## Collected data entries
/---

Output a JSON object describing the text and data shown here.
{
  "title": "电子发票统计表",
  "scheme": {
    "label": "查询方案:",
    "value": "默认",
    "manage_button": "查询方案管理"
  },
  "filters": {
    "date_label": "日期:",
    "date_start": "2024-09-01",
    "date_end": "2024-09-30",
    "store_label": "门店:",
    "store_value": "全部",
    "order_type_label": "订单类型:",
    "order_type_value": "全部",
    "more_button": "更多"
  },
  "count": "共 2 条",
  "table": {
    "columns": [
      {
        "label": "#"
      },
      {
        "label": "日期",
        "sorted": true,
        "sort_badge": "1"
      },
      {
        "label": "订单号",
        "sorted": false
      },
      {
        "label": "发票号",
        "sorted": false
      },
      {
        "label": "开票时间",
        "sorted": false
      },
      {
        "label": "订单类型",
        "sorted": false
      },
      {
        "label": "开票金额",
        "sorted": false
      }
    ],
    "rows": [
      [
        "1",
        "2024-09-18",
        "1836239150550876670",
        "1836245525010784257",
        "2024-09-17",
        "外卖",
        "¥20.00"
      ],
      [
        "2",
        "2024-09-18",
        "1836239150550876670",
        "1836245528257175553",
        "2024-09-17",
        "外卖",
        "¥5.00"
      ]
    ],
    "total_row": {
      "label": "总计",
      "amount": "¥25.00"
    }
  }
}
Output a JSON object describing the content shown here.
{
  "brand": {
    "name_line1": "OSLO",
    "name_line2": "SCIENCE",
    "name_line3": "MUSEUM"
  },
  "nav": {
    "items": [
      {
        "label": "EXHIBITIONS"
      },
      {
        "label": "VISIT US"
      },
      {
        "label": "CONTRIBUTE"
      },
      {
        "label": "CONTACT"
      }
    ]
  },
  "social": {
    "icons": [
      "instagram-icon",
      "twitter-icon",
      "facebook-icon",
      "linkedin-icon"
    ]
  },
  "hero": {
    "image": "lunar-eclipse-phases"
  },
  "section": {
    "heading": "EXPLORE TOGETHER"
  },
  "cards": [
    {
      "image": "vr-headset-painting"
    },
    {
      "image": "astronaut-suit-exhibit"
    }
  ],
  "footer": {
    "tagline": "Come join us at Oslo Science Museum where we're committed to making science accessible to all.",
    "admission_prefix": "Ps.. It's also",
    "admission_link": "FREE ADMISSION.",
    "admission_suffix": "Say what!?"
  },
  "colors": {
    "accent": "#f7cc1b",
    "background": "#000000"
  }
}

\---

## WHAT THIS TASK INVOLVES
Restate each entry exactly, skipping none.

## OUTPUT BELOW
Output a JSON object describing the text and data shown here.
{
  "title": "电子发票统计表",
  "scheme": {
    "label": "查询方案:",
    "value": "默认",
    "manage_button": "查询方案管理"
  },
  "filters": {
    "date_label": "日期:",
    "date_start": "2024-09-01",
    "date_end": "2024-09-30",
    "store_label": "门店:",
    "store_value": "全部",
    "order_type_label": "订单类型:",
    "order_type_value": "全部",
    "more_button": "更多"
  },
  "count": "共 2 条",
  "table": {
    "columns": [
      {
        "label": "#"
      },
      {
        "label": "日期",
        "sorted": true,
        "sort_badge": "1"
      },
      {
        "label": "订单号",
        "sorted": false
      },
      {
        "label": "发票号",
        "sorted": false
      },
      {
        "label": "开票时间",
        "sorted": false
      },
      {
        "label": "订单类型",
        "sorted": false
      },
      {
        "label": "开票金额",
        "sorted": false
      }
    ],
    "rows": [
      [
        "1",
        "2024-09-18",
        "1836239150550876670",
        "1836245525010784257",
        "2024-09-17",
        "外卖",
        "¥20.00"
      ],
      [
        "2",
        "2024-09-18",
        "1836239150550876670",
        "1836245528257175553",
        "2024-09-17",
        "外卖",
        "¥5.00"
      ]
    ],
    "total_row": {
      "label": "总计",
      "amount": "¥25.00"
    }
  }
}
Output a JSON object describing the content shown here.
{
  "brand": {
    "name_line1": "OSLO",
    "name_line2": "SCIENCE",
    "name_line3": "MUSEUM"
  },
  "nav": {
    "items": [
      {
        "label": "EXHIBITIONS"
      },
      {
        "label": "VISIT US"
      },
      {
        "label": "CONTRIBUTE"
      },
      {
        "label": "CONTACT"
      }
    ]
  },
  "social": {
    "icons": [
      "instagram-icon",
      "twitter-icon",
      "facebook-icon",
      "linkedin-icon"
    ]
  },
  "hero": {
    "image": "lunar-eclipse-phases"
  },
  "section": {
    "heading": "EXPLORE TOGETHER"
  },
  "cards": [
    {
      "image": "vr-headset-painting"
    },
    {
      "image": "astronaut-suit-exhibit"
    }
  ],
  "footer": {
    "tagline": "Come join us at Oslo Science Museum where we're committed to making science accessible to all.",
    "admission_prefix": "Ps.. It's also",
    "admission_link": "FREE ADMISSION.",
    "admission_suffix": "Say what!?"
  },
  "colors": {
    "accent": "#f7cc1b",
    "background": "#000000"
  }
}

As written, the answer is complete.